Copy down all of the data underneath, exactly as shown.
════════════════════
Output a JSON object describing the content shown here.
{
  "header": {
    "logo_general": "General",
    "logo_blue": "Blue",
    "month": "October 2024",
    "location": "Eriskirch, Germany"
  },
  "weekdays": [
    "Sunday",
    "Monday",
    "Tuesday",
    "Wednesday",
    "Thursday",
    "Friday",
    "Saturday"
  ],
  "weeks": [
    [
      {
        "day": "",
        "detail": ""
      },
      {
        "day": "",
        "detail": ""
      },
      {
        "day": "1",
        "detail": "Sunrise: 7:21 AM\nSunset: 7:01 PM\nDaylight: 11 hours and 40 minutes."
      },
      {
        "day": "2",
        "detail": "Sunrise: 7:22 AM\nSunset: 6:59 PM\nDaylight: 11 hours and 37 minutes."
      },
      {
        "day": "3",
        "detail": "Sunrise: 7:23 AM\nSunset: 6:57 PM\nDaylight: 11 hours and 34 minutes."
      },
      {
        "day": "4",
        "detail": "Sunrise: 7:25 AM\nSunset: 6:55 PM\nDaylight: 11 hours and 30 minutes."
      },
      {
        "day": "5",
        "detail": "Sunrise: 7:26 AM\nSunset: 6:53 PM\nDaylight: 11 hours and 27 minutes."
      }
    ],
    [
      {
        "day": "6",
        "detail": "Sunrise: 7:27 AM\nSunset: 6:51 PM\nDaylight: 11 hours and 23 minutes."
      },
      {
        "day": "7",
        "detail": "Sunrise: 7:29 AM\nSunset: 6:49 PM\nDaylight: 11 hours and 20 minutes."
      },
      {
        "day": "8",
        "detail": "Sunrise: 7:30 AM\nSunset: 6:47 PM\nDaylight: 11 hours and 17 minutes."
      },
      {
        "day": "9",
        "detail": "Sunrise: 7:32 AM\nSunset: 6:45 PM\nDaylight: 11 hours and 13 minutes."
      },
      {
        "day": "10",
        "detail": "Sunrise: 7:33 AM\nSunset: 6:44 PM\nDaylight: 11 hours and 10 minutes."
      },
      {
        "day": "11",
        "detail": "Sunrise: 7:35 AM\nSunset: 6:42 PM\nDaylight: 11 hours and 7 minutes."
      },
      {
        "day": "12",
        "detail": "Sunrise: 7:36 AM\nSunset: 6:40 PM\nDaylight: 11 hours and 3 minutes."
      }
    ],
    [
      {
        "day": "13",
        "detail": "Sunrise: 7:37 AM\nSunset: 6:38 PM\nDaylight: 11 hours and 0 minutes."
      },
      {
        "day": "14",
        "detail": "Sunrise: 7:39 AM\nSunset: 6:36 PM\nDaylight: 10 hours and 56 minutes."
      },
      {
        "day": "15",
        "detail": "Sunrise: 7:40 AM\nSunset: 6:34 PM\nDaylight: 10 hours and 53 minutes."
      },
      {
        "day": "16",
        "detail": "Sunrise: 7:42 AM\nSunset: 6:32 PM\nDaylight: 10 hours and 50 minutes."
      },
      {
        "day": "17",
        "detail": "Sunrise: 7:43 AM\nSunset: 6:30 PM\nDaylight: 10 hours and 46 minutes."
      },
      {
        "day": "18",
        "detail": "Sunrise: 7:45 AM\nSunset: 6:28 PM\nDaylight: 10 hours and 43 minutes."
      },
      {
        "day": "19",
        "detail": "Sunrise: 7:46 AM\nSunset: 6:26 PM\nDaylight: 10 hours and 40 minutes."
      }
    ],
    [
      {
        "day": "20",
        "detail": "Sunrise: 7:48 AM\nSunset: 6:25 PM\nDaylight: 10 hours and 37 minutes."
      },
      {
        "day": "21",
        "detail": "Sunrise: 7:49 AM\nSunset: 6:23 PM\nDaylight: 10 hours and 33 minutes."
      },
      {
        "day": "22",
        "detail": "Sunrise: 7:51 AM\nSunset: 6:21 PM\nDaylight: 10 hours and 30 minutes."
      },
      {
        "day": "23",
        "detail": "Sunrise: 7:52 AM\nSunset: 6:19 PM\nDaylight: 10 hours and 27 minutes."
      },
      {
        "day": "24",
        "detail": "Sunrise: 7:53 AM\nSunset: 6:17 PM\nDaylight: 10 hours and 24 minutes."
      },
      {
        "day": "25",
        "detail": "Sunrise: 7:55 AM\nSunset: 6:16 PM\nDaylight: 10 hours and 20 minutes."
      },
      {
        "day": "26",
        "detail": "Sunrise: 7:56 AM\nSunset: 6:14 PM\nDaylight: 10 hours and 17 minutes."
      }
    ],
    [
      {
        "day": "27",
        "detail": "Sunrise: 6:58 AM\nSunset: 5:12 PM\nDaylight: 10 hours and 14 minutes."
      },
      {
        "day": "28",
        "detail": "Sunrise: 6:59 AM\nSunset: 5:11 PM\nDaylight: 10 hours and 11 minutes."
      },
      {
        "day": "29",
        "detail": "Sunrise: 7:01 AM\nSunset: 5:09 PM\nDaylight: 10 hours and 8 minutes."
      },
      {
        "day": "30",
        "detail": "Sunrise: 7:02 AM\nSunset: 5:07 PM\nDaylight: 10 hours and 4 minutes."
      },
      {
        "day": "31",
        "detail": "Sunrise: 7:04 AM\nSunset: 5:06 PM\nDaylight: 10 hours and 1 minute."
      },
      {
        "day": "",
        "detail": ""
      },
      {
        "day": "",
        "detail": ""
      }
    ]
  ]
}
════════════════════
- **Answer to this task**
Output a JSON object describing the content shown here.
{
  "header": {
    "logo_general": "General",
    "logo_blue": "Blue",
    "month": "October 2024",
    "location": "Eriskirch, Germany"
  },
  "weekdays": [
    "Sunday",
    "Monday",
    "Tuesday",
    "Wednesday",
    "Thursday",
    "Friday",
    "Saturday"
  ],
  "weeks": [
    [
      {
        "day": "",
        "detail": ""
      },
      {
        "day": "",
        "detail": ""
      },
      {
        "day": "1",
        "detail": "Sunrise: 7:21 AM\nSunset: 7:01 PM\nDaylight: 11 hours and 40 minutes."
      },
      {
        "day": "2",
        "detail": "Sunrise: 7:22 AM\nSunset: 6:59 PM\nDaylight: 11 hours and 37 minutes."
      },
      {
        "day": "3",
        "detail": "Sunrise: 7:23 AM\nSunset: 6:57 PM\nDaylight: 11 hours and 34 minutes."
      },
      {
        "day": "4",
        "detail": "Sunrise: 7:25 AM\nSunset: 6:55 PM\nDaylight: 11 hours and 30 minutes."
      },
      {
        "day": "5",
        "detail": "Sunrise: 7:26 AM\nSunset: 6:53 PM\nDaylight: 11 hours and 27 minutes."
      }
    ],
    [
      {
        "day": "6",
        "detail": "Sunrise: 7:27 AM\nSunset: 6:51 PM\nDaylight: 11 hours and 23 minutes."
      },
      {
        "day": "7",
        "detail": "Sunrise: 7:29 AM\nSunset: 6:49 PM\nDaylight: 11 hours and 20 minutes."
      },
      {
        "day": "8",
        "detail": "Sunrise: 7:30 AM\nSunset: 6:47 PM\nDaylight: 11 hours and 17 minutes."
      },
      {
        "day": "9",
        "detail": "Sunrise: 7:32 AM\nSunset: 6:45 PM\nDaylight: 11 hours and 13 minutes."
      },
      {
        "day": "10",
        "detail": "Sunrise: 7:33 AM\nSunset: 6:44 PM\nDaylight: 11 hours and 10 minutes."
      },
      {
        "day": "11",
        "detail": "Sunrise: 7:35 AM\nSunset: 6:42 PM\nDaylight: 11 hours and 7 minutes."
      },
      {
        "day": "12",
        "detail": "Sunrise: 7:36 AM\nSunset: 6:40 PM\nDaylight: 11 hours and 3 minutes."
      }
    ],
    [
      {
        "day": "13",
        "detail": "Sunrise: 7:37 AM\nSunset: 6:38 PM\nDaylight: 11 hours and 0 minutes."
      },
      {
        "day": "14",
        "detail": "Sunrise: 7:39 AM\nSunset: 6:36 PM\nDaylight: 10 hours and 56 minutes."
      },
      {
        "day": "15",
        "detail": "Sunrise: 7:40 AM\nSunset: 6:34 PM\nDaylight: 10 hours and 53 minutes."
      },
      {
        "day": "16",
        "detail": "Sunrise: 7:42 AM\nSunset: 6:32 PM\nDaylight: 10 hours and 50 minutes."
      },
      {
        "day": "17",
        "detail": "Sunrise: 7:43 AM\nSunset: 6:30 PM\nDaylight: 10 hours and 46 minutes."
      },
      {
        "day": "18",
        "detail": "Sunrise: 7:45 AM\nSunset: 6:28 PM\nDaylight: 10 hours and 43 minutes."
      },
      {
        "day": "19",
        "detail": "Sunrise: 7:46 AM\nSunset: 6:26 PM\nDaylight: 10 hours and 40 minutes."
      }
    ],
    [
      {
        "day": "20",
        "detail": "Sunrise: 7:48 AM\nSunset: 6:25 PM\nDaylight: 10 hours and 37 minutes."
      },
      {
        "day": "21",
        "detail": "Sunrise: 7:49 AM\nSunset: 6:23 PM\nDaylight: 10 hours and 33 minutes."
      },
      {
        "day": "22",
        "detail": "Sunrise: 7:51 AM\nSunset: 6:21 PM\nDaylight: 10 hours and 30 minutes."
      },
      {
        "day": "23",
        "detail": "Sunrise: 7:52 AM\nSunset: 6:19 PM\nDaylight: 10 hours and 27 minutes."
      },
      {
        "day": "24",
        "detail": "Sunrise: 7:53 AM\nSunset: 6:17 PM\nDaylight: 10 hours and 24 minutes."
      },
      {
        "day": "25",
        "detail": "Sunrise: 7:55 AM\nSunset: 6:16 PM\nDaylight: 10 hours and 20 minutes."
      },
      {
        "day": "26",
        "detail": "Sunrise: 7:56 AM\nSunset: 6:14 PM\nDaylight: 10 hours and 17 minutes."
      }
    ],
    [
      {
        "day": "27",
        "detail": "Sunrise: 6:58 AM\nSunset: 5:12 PM\nDaylight: 10 hours and 14 minutes."
      },
      {
        "day": "28",
        "detail": "Sunrise: 6:59 AM\nSunset: 5:11 PM\nDaylight: 10 hours and 11 minutes."
      },
      {
        "day": "29",
        "detail": "Sunrise: 7:01 AM\nSunset: 5:09 PM\nDaylight: 10 hours and 8 minutes."
      },
      {
        "day": "30",
        "detail": "Sunrise: 7:02 AM\nSunset: 5:07 PM\nDaylight: 10 hours and 4 minutes."
      },
      {
        "day": "31",
        "detail": "Sunrise: 7:04 AM\nSunset: 5:06 PM\nDaylight: 10 hours and 1 minute."
      },
      {
        "day": "",
        "detail": ""
      },
      {
        "day": "",
        "detail": ""
      }
    ]
  ]
}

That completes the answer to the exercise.